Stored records

###

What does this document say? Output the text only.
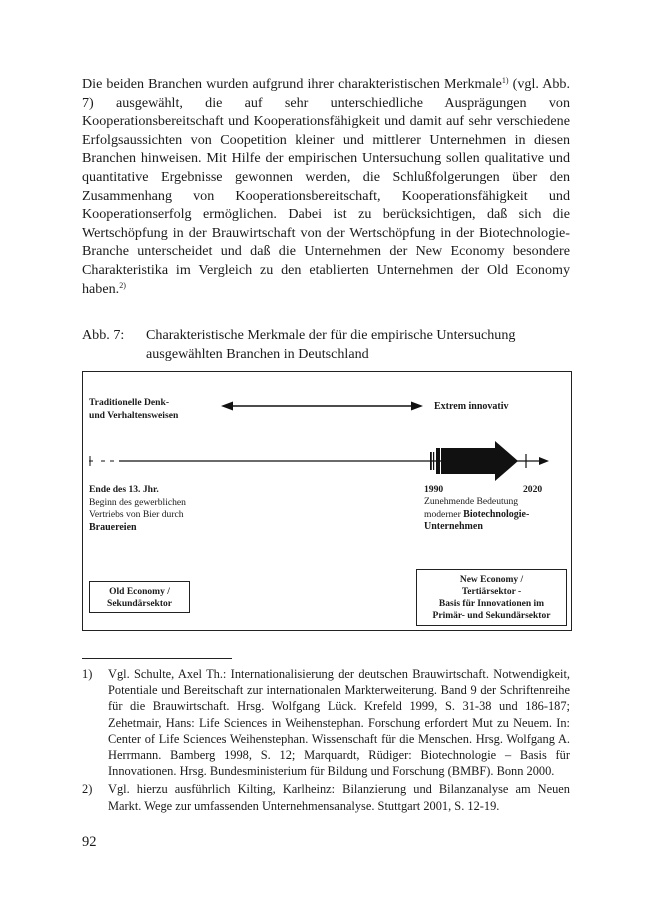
Die beiden Branchen wurden aufgrund ihrer charakteristischen Merkmale$^{1)}$ (vgl. Abb. 7) ausgewählt, die auf sehr unterschiedliche Ausprägungen von Kooperationsbereitschaft und Kooperationsfähigkeit und damit auf sehr verschiedene Erfolgsaussichten von Coopetition kleiner und mittlerer Unternehmen in diesen Branchen hinweisen. Mit Hilfe der empirischen Untersuchung sollen qualitative und quantitative Ergebnisse gewonnen werden, die Schlußfolgerungen über den Zusammenhang von Kooperationsbereitschaft, Kooperationsfähigkeit und Kooperationserfolg ermöglichen. Dabei ist zu berücksichtigen, daß sich die Wertschöpfung in der Brauwirtschaft von der Wertschöpfung in der Biotechnologie-Branche unterscheidet und daß die Unternehmen der New Economy besondere Charakteristika im Vergleich zu den etablierten Unternehmen der Old Economy haben.$^{2)}$

Abb. 7:	Charakteristische Merkmale der für die empirische Untersuchung ausgewählten Branchen in Deutschland
Traditionelle Denk-
und Verhaltensweisen
Extrem innovativ
Ende des 13. Jhr.
Beginn des gewerblichen
Vertriebs von Bier durch
Brauereien
1990	2020
Zunehmende Bedeutung
moderner Biotechnologie-
Unternehmen
Old Economy /
Sekundärsektor
New Economy /
Tertiärsektor -
Basis für Innovationen im
Primär- und Sekundärsektor
1)	Vgl. Schulte, Axel Th.: Internationalisierung der deutschen Brauwirtschaft. Notwendigkeit, Potentiale und Bereitschaft zur internationalen Markterweiterung. Band 9 der Schriftenreihe für die Brauwirtschaft. Hrsg. Wolfgang Lück. Krefeld 1999, S. 31-38 und 186-187; Zehetmair, Hans: Life Sciences in Weihenstephan. Forschung erfordert Mut zu Neuem. In: Center of Life Sciences Weihenstephan. Wissenschaft für die Menschen. Hrsg. Wolfgang A. Herrmann. Bamberg 1998, S. 12; Marquardt, Rüdiger: Biotechnologie – Basis für Innovationen. Hrsg. Bundesministerium für Bildung und Forschung (BMBF). Bonn 2000.
2)	Vgl. hierzu ausführlich Kilting, Karlheinz: Bilanzierung und Bilanzanalyse am Neuen Markt. Wege zur umfassenden Unternehmensanalyse. Stuttgart 2001, S. 12-19.
92
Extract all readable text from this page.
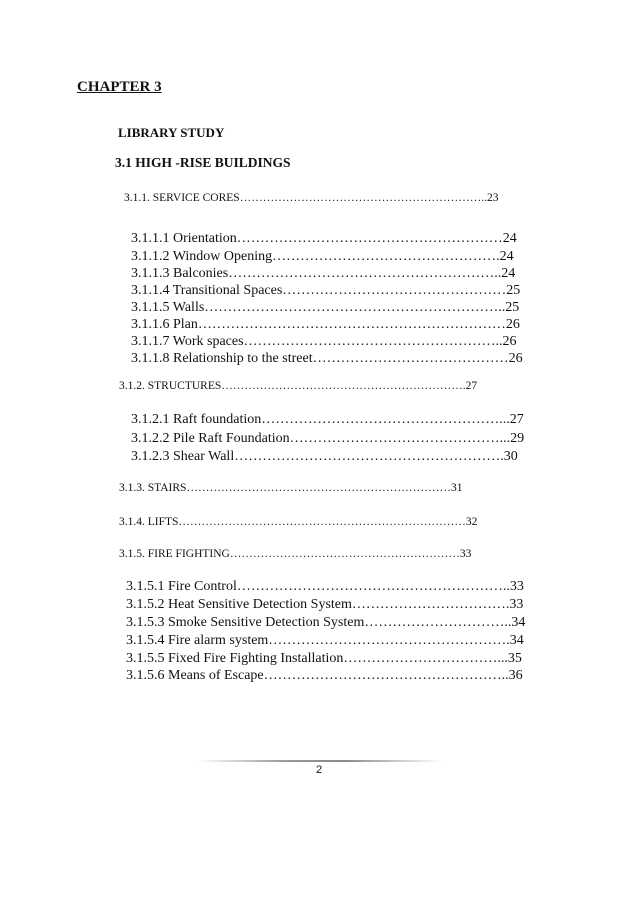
CHAPTER 3
LIBRARY STUDY
3.1 HIGH -RISE BUILDINGS
3.1.1. SERVICE CORES………………………………………………………..23
3.1.1.1 Orientation…………………………………………………24
3.1.1.2 Window Opening………………………………………….24
3.1.1.3 Balconies…………………………………………………..24
3.1.1.4 Transitional Spaces…………………………………………25
3.1.1.5 Walls………………………………………………………..25
3.1.1.6 Plan…………………………………………………………26
3.1.1.7 Work spaces………………………………………………..26
3.1.1.8 Relationship to the street……………………………………26
3.1.2. STRUCTURES……………………………………………………….27
3.1.2.1 Raft foundation……………………………………………...27
3.1.2.2 Pile Raft Foundation………………………………………...29
3.1.2.3 Shear Wall………………………………………………….30
3.1.3. STAIRS……………………………………………………………31
3.1.4. LIFTS…………………………………………………………………32
3.1.5. FIRE FIGHTING……………………………………………………33
3.1.5.1 Fire Control…………………………………………………..33
3.1.5.2 Heat Sensitive Detection System…………………………….33
3.1.5.3 Smoke Sensitive Detection System…………………………..34
3.1.5.4 Fire alarm system…………………………………………….34
3.1.5.5 Fixed Fire Fighting Installation……………………………...35
3.1.5.6 Means of Escape……………………………………………..36
2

###

GOAL:
Copy out each line word for word, please, skipping the images.

COMPLETE OUTPUT:
What does this document say? Output the text only.
Die beiden Branchen wurden aufgrund ihrer charakteristischen Merkmale$^{1)}$ (vgl. Abb. 7) ausgewählt, die auf sehr unterschiedliche Ausprägungen von Kooperationsbereitschaft und Kooperationsfähigkeit und damit auf sehr verschiedene Erfolgsaussichten von Coopetition kleiner und mittlerer Unternehmen in diesen Branchen hinweisen. Mit Hilfe der empirischen Untersuchung sollen qualitative und quantitative Ergebnisse gewonnen werden, die Schlußfolgerungen über den Zusammenhang von Kooperationsbereitschaft, Kooperationsfähigkeit und Kooperationserfolg ermöglichen. Dabei ist zu berücksichtigen, daß sich die Wertschöpfung in der Brauwirtschaft von der Wertschöpfung in der Biotechnologie-Branche unterscheidet und daß die Unternehmen der New Economy besondere Charakteristika im Vergleich zu den etablierten Unternehmen der Old Economy haben.$^{2)}$

Abb. 7:	Charakteristische Merkmale der für die empirische Untersuchung ausgewählten Branchen in Deutschland
Traditionelle Denk-
und Verhaltensweisen
Extrem innovativ
Ende des 13. Jhr.
Beginn des gewerblichen
Vertriebs von Bier durch
Brauereien
1990	2020
Zunehmende Bedeutung
moderner Biotechnologie-
Unternehmen
Old Economy /
Sekundärsektor
New Economy /
Tertiärsektor -
Basis für Innovationen im
Primär- und Sekundärsektor
1)	Vgl. Schulte, Axel Th.: Internationalisierung der deutschen Brauwirtschaft. Notwendigkeit, Potentiale und Bereitschaft zur internationalen Markterweiterung. Band 9 der Schriftenreihe für die Brauwirtschaft. Hrsg. Wolfgang Lück. Krefeld 1999, S. 31-38 und 186-187; Zehetmair, Hans: Life Sciences in Weihenstephan. Forschung erfordert Mut zu Neuem. In: Center of Life Sciences Weihenstephan. Wissenschaft für die Menschen. Hrsg. Wolfgang A. Herrmann. Bamberg 1998, S. 12; Marquardt, Rüdiger: Biotechnologie – Basis für Innovationen. Hrsg. Bundesministerium für Bildung und Forschung (BMBF). Bonn 2000.
2)	Vgl. hierzu ausführlich Kilting, Karlheinz: Bilanzierung und Bilanzanalyse am Neuen Markt. Wege zur umfassenden Unternehmensanalyse. Stuttgart 2001, S. 12-19.
92
Extract all readable text from this page.
CHAPTER 3
LIBRARY STUDY
3.1 HIGH -RISE BUILDINGS
3.1.1. SERVICE CORES………………………………………………………..23
3.1.1.1 Orientation…………………………………………………24
3.1.1.2 Window Opening………………………………………….24
3.1.1.3 Balconies…………………………………………………..24
3.1.1.4 Transitional Spaces…………………………………………25
3.1.1.5 Walls………………………………………………………..25
3.1.1.6 Plan…………………………………………………………26
3.1.1.7 Work spaces………………………………………………..26
3.1.1.8 Relationship to the street……………………………………26
3.1.2. STRUCTURES……………………………………………………….27
3.1.2.1 Raft foundation……………………………………………...27
3.1.2.2 Pile Raft Foundation………………………………………...29
3.1.2.3 Shear Wall………………………………………………….30
3.1.3. STAIRS……………………………………………………………31
3.1.4. LIFTS…………………………………………………………………32
3.1.5. FIRE FIGHTING……………………………………………………33
3.1.5.1 Fire Control…………………………………………………..33
3.1.5.2 Heat Sensitive Detection System…………………………….33
3.1.5.3 Smoke Sensitive Detection System…………………………..34
3.1.5.4 Fire alarm system…………………………………………….34
3.1.5.5 Fixed Fire Fighting Installation……………………………...35
3.1.5.6 Means of Escape……………………………………………..36
2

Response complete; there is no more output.